═════ Items
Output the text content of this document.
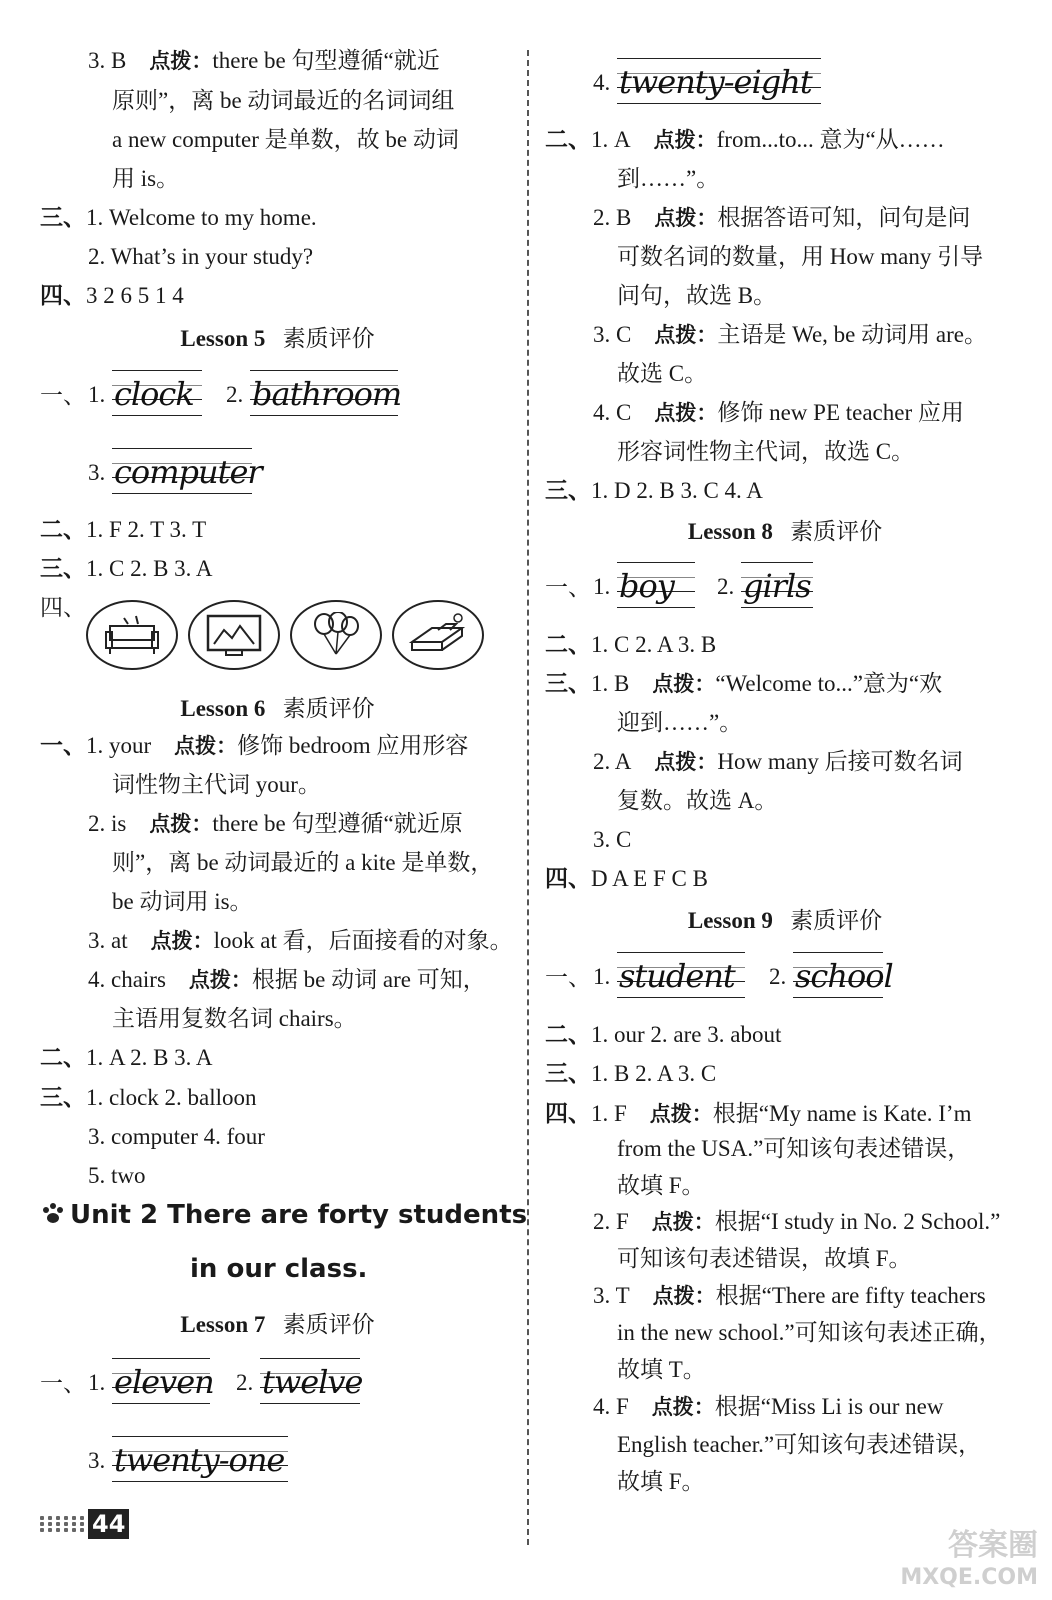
3. B 点拨：there be 句型遵循“就近
原则”，离 be 动词最近的名词词组
a new computer 是单数，故 be 动词
用 is。
三、1. Welcome to my home.
2. What’s in your study?
四、3 2 6 5 1 4
Lesson 5 素质评价
一、 1. clock 2. bathroom
3. computer
二、1. F 2. T 3. T
三、1. C 2. B 3. A
四、
Lesson 6 素质评价
一、1. your 点拨：修饰 bedroom 应用形容
词性物主代词 your。
2. is 点拨：there be 句型遵循“就近原
则”，离 be 动词最近的 a kite 是单数，
be 动词用 is。
3. at 点拨：look at 看，后面接看的对象。
4. chairs 点拨：根据 be 动词 are 可知，
主语用复数名词 chairs。
二、1. A 2. B 3. A
三、1. clock 2. balloon
3. computer 4. four
5. two
Unit 2 There are forty students
in our class.
Lesson 7 素质评价
一、 1. eleven 2. twelve
3. twenty-one
4. twenty-eight
二、1. A 点拨：from...to... 意为“从……
到……”。
2. B 点拨：根据答语可知，问句是问
可数名词的数量，用 How many 引导
问句，故选 B。
3. C 点拨：主语是 We, be 动词用 are。
故选 C。
4. C 点拨：修饰 new PE teacher 应用
形容词性物主代词，故选 C。
三、1. D 2. B 3. C 4. A
Lesson 8 素质评价
一、 1. boy 2. girls
二、1. C 2. A 3. B
三、1. B 点拨：“Welcome to...”意为“欢
迎到……”。
2. A 点拨：How many 后接可数名词
复数。故选 A。
3. C
四、D A E F C B
Lesson 9 素质评价
一、 1. student 2. school
二、1. our 2. are 3. about
三、1. B 2. A 3. C
四、1. F 点拨：根据“My name is Kate. I’m
from the USA.”可知该句表述错误，
故填 F。
2. F 点拨：根据“I study in No. 2 School.”
可知该句表述错误，故填 F。
3. T 点拨：根据“There are fifty teachers
in the new school.”可知该句表述正确，
故填 T。
4. F 点拨：根据“Miss Li is our new
English teacher.”可知该句表述错误，
故填 F。
44
答案圈
MXQE.COM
══════════
## Task
Replicate the material above verbatim; images stay out of the copy.

## Answer in full
Output the text content of this document.
3. B 点拨：there be 句型遵循“就近
原则”，离 be 动词最近的名词词组
a new computer 是单数，故 be 动词
用 is。
三、1. Welcome to my home.
2. What’s in your study?
四、3 2 6 5 1 4
Lesson 5 素质评价
一、 1. clock 2. bathroom
3. computer
二、1. F 2. T 3. T
三、1. C 2. B 3. A
四、
Lesson 6 素质评价
一、1. your 点拨：修饰 bedroom 应用形容
词性物主代词 your。
2. is 点拨：there be 句型遵循“就近原
则”，离 be 动词最近的 a kite 是单数，
be 动词用 is。
3. at 点拨：look at 看，后面接看的对象。
4. chairs 点拨：根据 be 动词 are 可知，
主语用复数名词 chairs。
二、1. A 2. B 3. A
三、1. clock 2. balloon
3. computer 4. four
5. two
Unit 2 There are forty students
in our class.
Lesson 7 素质评价
一、 1. eleven 2. twelve
3. twenty-one
4. twenty-eight
二、1. A 点拨：from...to... 意为“从……
到……”。
2. B 点拨：根据答语可知，问句是问
可数名词的数量，用 How many 引导
问句，故选 B。
3. C 点拨：主语是 We, be 动词用 are。
故选 C。
4. C 点拨：修饰 new PE teacher 应用
形容词性物主代词，故选 C。
三、1. D 2. B 3. C 4. A
Lesson 8 素质评价
一、 1. boy 2. girls
二、1. C 2. A 3. B
三、1. B 点拨：“Welcome to...”意为“欢
迎到……”。
2. A 点拨：How many 后接可数名词
复数。故选 A。
3. C
四、D A E F C B
Lesson 9 素质评价
一、 1. student 2. school
二、1. our 2. are 3. about
三、1. B 2. A 3. C
四、1. F 点拨：根据“My name is Kate. I’m
from the USA.”可知该句表述错误，
故填 F。
2. F 点拨：根据“I study in No. 2 School.”
可知该句表述错误，故填 F。
3. T 点拨：根据“There are fifty teachers
in the new school.”可知该句表述正确，
故填 T。
4. F 点拨：根据“Miss Li is our new
English teacher.”可知该句表述错误，
故填 F。
44
答案圈
MXQE.COM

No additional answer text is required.